--- Start of Material shown ---

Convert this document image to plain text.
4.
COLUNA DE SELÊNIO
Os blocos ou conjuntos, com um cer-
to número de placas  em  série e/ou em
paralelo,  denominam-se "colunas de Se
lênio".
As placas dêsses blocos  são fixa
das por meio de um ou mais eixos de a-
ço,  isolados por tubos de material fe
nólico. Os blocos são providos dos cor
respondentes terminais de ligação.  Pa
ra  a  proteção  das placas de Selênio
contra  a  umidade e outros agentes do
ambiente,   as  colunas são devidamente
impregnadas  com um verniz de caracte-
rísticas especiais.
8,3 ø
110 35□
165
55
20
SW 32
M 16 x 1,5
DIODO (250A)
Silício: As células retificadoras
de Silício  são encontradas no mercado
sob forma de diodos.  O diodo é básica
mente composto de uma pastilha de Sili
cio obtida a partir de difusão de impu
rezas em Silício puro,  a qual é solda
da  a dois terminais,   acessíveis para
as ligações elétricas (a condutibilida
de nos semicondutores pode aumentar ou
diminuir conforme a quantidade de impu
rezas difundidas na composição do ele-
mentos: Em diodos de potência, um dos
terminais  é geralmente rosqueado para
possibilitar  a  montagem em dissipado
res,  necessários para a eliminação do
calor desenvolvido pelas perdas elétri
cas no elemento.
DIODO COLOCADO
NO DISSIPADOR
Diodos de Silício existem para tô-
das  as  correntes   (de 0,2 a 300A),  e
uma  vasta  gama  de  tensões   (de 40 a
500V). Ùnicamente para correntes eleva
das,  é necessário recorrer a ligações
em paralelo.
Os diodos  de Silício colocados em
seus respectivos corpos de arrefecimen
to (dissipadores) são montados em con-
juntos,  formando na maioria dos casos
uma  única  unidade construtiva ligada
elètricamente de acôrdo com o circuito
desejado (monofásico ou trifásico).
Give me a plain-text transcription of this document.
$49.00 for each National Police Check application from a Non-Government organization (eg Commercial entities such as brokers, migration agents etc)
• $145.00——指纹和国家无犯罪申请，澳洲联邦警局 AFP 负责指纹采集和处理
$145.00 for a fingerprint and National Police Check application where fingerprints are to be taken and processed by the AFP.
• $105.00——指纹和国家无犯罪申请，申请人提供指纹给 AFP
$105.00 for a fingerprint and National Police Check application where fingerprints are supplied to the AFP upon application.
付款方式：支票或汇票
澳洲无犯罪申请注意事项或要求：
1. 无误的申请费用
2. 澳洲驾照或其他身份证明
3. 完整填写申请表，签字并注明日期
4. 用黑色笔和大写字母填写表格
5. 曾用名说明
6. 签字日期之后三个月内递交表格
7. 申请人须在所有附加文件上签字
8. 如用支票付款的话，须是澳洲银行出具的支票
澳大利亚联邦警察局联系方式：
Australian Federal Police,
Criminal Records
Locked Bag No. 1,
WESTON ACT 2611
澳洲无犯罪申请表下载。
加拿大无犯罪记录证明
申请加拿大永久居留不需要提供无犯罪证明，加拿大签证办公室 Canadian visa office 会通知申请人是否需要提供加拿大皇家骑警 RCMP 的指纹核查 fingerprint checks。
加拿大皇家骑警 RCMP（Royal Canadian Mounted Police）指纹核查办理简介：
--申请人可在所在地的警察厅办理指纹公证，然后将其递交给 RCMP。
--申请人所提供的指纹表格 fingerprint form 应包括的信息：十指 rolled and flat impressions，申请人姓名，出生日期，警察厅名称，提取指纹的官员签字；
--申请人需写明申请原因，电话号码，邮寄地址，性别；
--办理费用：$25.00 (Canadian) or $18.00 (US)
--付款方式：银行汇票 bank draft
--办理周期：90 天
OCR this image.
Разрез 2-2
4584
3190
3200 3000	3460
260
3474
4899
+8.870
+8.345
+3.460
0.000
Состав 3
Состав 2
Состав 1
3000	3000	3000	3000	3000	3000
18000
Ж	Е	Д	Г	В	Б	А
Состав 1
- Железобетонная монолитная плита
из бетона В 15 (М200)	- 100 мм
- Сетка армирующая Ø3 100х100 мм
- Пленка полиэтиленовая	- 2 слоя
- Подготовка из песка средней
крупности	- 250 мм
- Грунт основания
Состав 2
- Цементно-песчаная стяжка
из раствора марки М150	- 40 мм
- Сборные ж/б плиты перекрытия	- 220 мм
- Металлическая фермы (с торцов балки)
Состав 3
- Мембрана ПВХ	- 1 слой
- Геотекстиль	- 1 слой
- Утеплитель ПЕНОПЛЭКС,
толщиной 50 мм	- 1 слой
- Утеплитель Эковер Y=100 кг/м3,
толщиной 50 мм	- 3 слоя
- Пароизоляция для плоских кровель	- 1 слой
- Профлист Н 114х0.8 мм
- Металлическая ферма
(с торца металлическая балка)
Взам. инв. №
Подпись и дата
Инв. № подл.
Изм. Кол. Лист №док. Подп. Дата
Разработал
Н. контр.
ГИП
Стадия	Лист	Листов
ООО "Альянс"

--- End of Material shown ---

▸ **Aim of the task**: Looking at the data above, show all lines where the word "слой" occurs.

▸ **Task result**:
- Мембрана ПВХ	- 1 слой
- Геотекстиль	- 1 слой
толщиной 50 мм	- 1 слой
- Пароизоляция для плоских кровель	- 1 слой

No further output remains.